Brief =>
Give only the number of lines below that contain the word "tarkoitetaan".
──────── Given records ────────
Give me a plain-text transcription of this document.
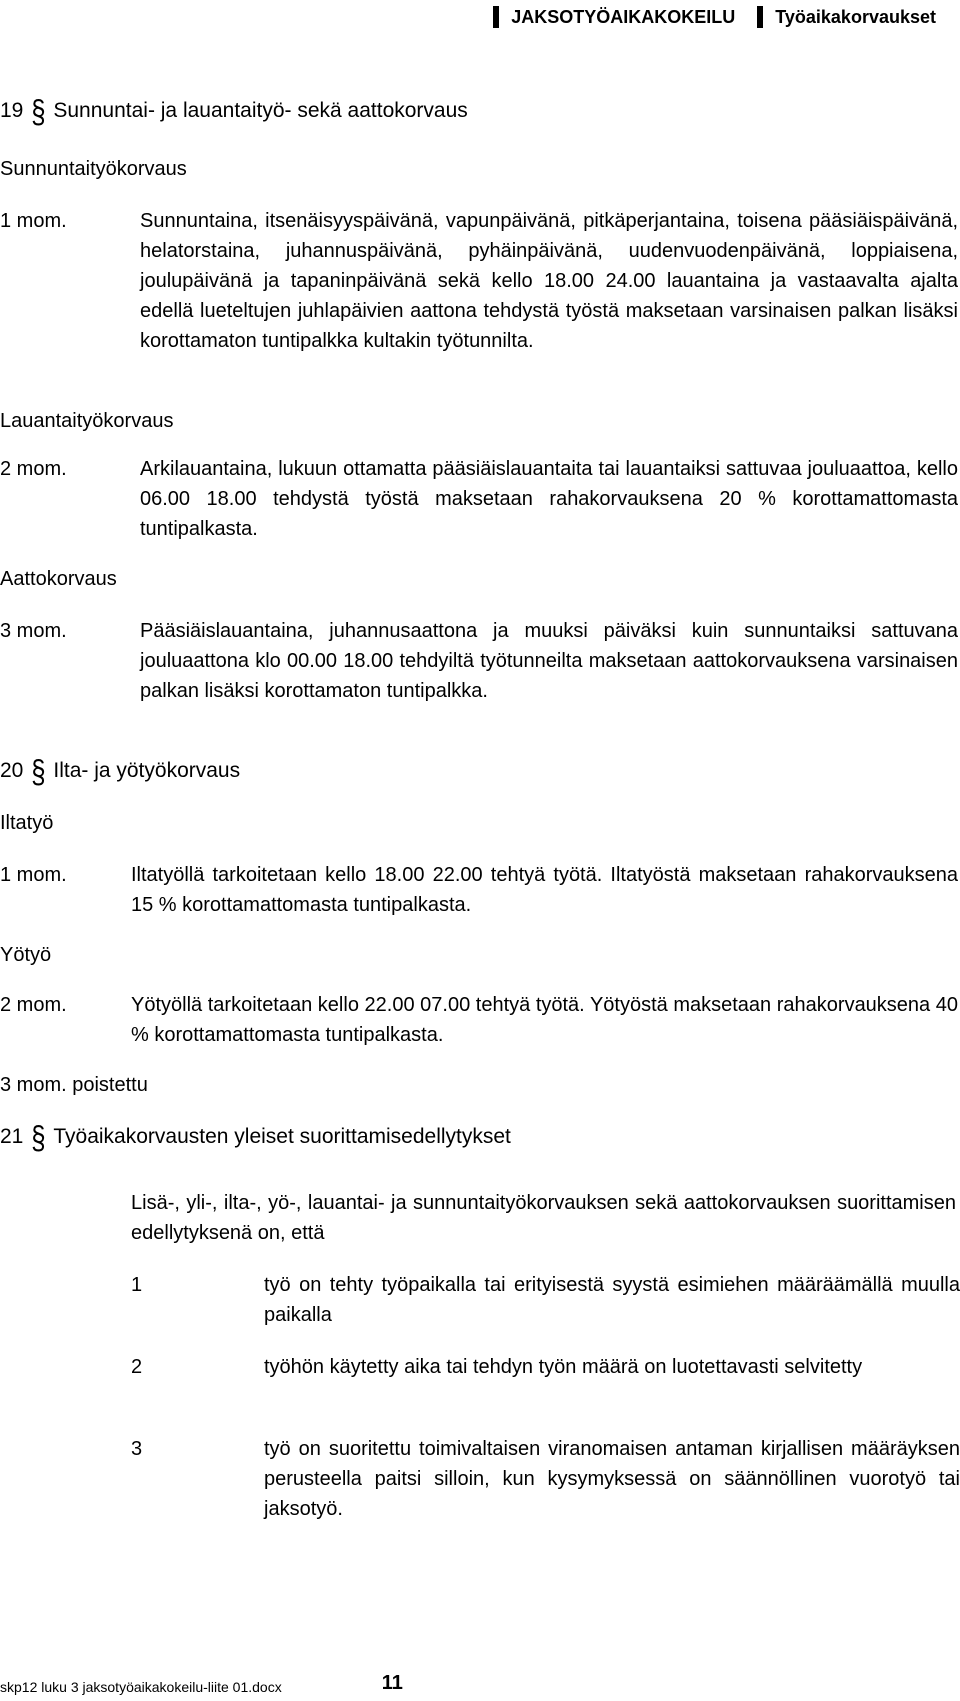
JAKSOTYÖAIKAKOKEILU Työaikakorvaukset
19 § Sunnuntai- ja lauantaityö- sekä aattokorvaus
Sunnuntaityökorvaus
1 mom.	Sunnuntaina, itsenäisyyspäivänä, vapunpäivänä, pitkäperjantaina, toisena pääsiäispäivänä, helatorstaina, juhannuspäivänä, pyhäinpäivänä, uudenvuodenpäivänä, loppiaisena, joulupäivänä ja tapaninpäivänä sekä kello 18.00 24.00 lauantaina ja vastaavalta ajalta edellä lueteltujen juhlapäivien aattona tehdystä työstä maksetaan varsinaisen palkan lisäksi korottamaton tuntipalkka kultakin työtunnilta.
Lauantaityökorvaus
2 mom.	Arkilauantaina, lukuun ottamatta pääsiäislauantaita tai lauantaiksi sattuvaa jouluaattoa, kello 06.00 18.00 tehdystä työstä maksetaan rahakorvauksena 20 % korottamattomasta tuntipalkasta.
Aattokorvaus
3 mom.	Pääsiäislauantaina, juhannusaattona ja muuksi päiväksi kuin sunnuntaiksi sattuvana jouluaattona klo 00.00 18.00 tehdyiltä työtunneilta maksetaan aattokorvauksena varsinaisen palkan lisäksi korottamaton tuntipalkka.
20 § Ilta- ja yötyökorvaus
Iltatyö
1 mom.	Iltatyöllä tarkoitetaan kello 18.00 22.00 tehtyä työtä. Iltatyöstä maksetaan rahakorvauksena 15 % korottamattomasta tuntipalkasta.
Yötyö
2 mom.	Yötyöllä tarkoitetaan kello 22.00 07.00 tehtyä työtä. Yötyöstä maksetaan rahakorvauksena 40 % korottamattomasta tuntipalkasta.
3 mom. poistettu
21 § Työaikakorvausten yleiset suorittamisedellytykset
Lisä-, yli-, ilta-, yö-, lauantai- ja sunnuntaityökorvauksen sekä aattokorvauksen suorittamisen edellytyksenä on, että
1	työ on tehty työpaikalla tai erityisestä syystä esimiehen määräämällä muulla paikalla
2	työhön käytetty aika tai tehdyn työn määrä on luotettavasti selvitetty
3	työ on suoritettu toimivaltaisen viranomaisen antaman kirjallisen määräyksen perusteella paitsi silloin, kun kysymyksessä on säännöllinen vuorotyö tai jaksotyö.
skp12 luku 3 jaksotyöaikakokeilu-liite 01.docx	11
────────
Written response =>
2